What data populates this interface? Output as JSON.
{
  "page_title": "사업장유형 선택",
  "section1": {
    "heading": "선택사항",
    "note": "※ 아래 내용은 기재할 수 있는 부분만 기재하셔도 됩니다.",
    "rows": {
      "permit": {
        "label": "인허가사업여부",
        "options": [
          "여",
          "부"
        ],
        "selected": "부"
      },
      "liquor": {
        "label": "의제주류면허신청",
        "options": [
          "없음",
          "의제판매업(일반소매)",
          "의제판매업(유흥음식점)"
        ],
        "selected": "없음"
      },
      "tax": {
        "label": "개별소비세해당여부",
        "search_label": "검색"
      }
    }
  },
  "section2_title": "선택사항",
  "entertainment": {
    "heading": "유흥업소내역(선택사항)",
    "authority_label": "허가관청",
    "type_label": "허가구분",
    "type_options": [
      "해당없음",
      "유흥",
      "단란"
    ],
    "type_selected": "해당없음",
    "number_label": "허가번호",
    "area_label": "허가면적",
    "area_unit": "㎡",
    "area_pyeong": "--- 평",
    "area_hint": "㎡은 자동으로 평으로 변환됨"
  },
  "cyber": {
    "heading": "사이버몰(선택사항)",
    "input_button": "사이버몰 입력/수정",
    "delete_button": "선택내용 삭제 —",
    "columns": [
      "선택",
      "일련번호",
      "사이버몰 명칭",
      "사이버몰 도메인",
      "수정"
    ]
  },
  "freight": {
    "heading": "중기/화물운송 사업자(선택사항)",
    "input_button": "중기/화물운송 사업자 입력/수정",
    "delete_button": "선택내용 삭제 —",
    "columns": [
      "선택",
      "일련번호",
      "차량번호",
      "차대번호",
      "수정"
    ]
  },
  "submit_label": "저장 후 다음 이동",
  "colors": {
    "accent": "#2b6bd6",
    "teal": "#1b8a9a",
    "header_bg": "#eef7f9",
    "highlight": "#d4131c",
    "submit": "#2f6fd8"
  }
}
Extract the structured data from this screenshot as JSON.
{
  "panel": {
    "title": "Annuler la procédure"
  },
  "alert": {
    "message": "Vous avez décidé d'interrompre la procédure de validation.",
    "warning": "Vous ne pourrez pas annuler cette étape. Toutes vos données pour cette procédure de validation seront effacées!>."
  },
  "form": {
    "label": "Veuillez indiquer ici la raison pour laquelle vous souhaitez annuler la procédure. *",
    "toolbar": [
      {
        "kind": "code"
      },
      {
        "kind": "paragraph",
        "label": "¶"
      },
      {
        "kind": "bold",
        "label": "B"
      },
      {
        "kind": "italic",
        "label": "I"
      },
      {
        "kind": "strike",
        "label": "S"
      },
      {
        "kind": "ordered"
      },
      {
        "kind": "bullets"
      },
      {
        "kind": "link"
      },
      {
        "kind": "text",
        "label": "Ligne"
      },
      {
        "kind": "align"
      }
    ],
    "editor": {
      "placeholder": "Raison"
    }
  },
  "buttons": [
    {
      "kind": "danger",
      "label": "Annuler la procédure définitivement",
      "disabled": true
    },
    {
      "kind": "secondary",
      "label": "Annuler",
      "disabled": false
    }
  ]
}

◇ ◇ ◇ ◇

THE EXERCISE: Each record above should be restated word for word.

SOLUTION TO THE PROBLEM:
What data populates this interface? Output as JSON.
{
  "page_title": "사업장유형 선택",
  "section1": {
    "heading": "선택사항",
    "note": "※ 아래 내용은 기재할 수 있는 부분만 기재하셔도 됩니다.",
    "rows": {
      "permit": {
        "label": "인허가사업여부",
        "options": [
          "여",
          "부"
        ],
        "selected": "부"
      },
      "liquor": {
        "label": "의제주류면허신청",
        "options": [
          "없음",
          "의제판매업(일반소매)",
          "의제판매업(유흥음식점)"
        ],
        "selected": "없음"
      },
      "tax": {
        "label": "개별소비세해당여부",
        "search_label": "검색"
      }
    }
  },
  "section2_title": "선택사항",
  "entertainment": {
    "heading": "유흥업소내역(선택사항)",
    "authority_label": "허가관청",
    "type_label": "허가구분",
    "type_options": [
      "해당없음",
      "유흥",
      "단란"
    ],
    "type_selected": "해당없음",
    "number_label": "허가번호",
    "area_label": "허가면적",
    "area_unit": "㎡",
    "area_pyeong": "--- 평",
    "area_hint": "㎡은 자동으로 평으로 변환됨"
  },
  "cyber": {
    "heading": "사이버몰(선택사항)",
    "input_button": "사이버몰 입력/수정",
    "delete_button": "선택내용 삭제 —",
    "columns": [
      "선택",
      "일련번호",
      "사이버몰 명칭",
      "사이버몰 도메인",
      "수정"
    ]
  },
  "freight": {
    "heading": "중기/화물운송 사업자(선택사항)",
    "input_button": "중기/화물운송 사업자 입력/수정",
    "delete_button": "선택내용 삭제 —",
    "columns": [
      "선택",
      "일련번호",
      "차량번호",
      "차대번호",
      "수정"
    ]
  },
  "submit_label": "저장 후 다음 이동",
  "colors": {
    "accent": "#2b6bd6",
    "teal": "#1b8a9a",
    "header_bg": "#eef7f9",
    "highlight": "#d4131c",
    "submit": "#2f6fd8"
  }
}
Extract the structured data from this screenshot as JSON.
{
  "panel": {
    "title": "Annuler la procédure"
  },
  "alert": {
    "message": "Vous avez décidé d'interrompre la procédure de validation.",
    "warning": "Vous ne pourrez pas annuler cette étape. Toutes vos données pour cette procédure de validation seront effacées!>."
  },
  "form": {
    "label": "Veuillez indiquer ici la raison pour laquelle vous souhaitez annuler la procédure. *",
    "toolbar": [
      {
        "kind": "code"
      },
      {
        "kind": "paragraph",
        "label": "¶"
      },
      {
        "kind": "bold",
        "label": "B"
      },
      {
        "kind": "italic",
        "label": "I"
      },
      {
        "kind": "strike",
        "label": "S"
      },
      {
        "kind": "ordered"
      },
      {
        "kind": "bullets"
      },
      {
        "kind": "link"
      },
      {
        "kind": "text",
        "label": "Ligne"
      },
      {
        "kind": "align"
      }
    ],
    "editor": {
      "placeholder": "Raison"
    }
  },
  "buttons": [
    {
      "kind": "danger",
      "label": "Annuler la procédure définitivement",
      "disabled": true
    },
    {
      "kind": "secondary",
      "label": "Annuler",
      "disabled": false
    }
  ]
}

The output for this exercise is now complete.